- TASK INSTRUCTIONS: Check each line of the material below for "name". Report how many have it, with no other words.
==== GIVEN INFORMATION
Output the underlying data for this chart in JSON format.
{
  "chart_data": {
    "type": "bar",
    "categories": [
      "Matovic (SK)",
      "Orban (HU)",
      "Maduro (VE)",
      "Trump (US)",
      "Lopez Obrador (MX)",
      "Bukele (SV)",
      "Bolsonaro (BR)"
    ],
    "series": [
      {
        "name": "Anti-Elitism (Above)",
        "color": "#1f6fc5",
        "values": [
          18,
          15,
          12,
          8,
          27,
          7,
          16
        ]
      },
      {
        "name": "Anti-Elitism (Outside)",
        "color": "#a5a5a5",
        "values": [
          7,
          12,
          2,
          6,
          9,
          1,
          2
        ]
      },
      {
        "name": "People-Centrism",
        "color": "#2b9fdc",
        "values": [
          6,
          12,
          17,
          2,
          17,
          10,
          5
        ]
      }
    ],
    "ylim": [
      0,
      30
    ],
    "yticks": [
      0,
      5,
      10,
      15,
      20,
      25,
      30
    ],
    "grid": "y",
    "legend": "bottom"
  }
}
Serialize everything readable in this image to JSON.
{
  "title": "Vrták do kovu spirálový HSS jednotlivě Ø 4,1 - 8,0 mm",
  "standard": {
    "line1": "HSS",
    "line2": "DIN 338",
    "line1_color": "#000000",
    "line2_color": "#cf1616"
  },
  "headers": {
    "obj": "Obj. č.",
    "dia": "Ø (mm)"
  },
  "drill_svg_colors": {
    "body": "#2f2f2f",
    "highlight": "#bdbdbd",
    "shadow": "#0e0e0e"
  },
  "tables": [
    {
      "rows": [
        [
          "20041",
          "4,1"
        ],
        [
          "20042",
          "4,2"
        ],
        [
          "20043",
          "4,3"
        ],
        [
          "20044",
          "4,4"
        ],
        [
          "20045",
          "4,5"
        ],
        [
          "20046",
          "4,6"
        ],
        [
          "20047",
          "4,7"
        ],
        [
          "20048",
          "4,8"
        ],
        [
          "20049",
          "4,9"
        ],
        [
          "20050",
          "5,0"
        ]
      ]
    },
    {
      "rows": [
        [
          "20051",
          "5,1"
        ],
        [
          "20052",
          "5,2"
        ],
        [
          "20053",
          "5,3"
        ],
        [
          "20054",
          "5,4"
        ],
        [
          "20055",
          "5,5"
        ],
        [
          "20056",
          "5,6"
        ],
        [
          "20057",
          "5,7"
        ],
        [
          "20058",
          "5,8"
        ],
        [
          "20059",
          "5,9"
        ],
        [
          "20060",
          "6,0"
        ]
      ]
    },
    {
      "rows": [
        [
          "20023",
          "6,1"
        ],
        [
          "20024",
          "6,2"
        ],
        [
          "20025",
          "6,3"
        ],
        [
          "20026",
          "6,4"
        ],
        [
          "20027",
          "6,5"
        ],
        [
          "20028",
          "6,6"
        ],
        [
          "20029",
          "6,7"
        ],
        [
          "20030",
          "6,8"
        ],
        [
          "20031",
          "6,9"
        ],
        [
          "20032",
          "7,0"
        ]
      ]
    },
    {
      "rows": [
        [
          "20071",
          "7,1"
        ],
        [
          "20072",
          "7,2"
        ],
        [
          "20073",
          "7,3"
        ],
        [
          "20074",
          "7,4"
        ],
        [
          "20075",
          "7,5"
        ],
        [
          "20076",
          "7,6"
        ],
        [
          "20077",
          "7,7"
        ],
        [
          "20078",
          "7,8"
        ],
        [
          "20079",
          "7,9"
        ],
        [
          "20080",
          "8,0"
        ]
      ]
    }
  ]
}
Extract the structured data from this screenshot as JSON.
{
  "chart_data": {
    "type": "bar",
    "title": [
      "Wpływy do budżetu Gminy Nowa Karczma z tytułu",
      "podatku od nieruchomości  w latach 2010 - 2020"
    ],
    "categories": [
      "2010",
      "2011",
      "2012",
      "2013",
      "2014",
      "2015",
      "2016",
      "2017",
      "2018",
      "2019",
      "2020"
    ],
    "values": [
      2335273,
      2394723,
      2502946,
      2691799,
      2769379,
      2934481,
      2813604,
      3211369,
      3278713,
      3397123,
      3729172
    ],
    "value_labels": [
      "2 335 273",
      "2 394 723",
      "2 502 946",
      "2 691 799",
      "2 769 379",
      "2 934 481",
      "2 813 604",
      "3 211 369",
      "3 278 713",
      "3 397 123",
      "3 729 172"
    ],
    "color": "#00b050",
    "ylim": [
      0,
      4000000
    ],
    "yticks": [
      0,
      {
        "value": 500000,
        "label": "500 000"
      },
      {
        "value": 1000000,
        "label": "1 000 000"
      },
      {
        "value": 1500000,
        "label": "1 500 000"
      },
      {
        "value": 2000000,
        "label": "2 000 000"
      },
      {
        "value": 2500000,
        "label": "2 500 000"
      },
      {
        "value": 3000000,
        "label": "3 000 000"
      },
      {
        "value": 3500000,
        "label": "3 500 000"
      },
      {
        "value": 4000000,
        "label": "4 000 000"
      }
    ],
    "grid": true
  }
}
========
- TASK RESPONSE: 3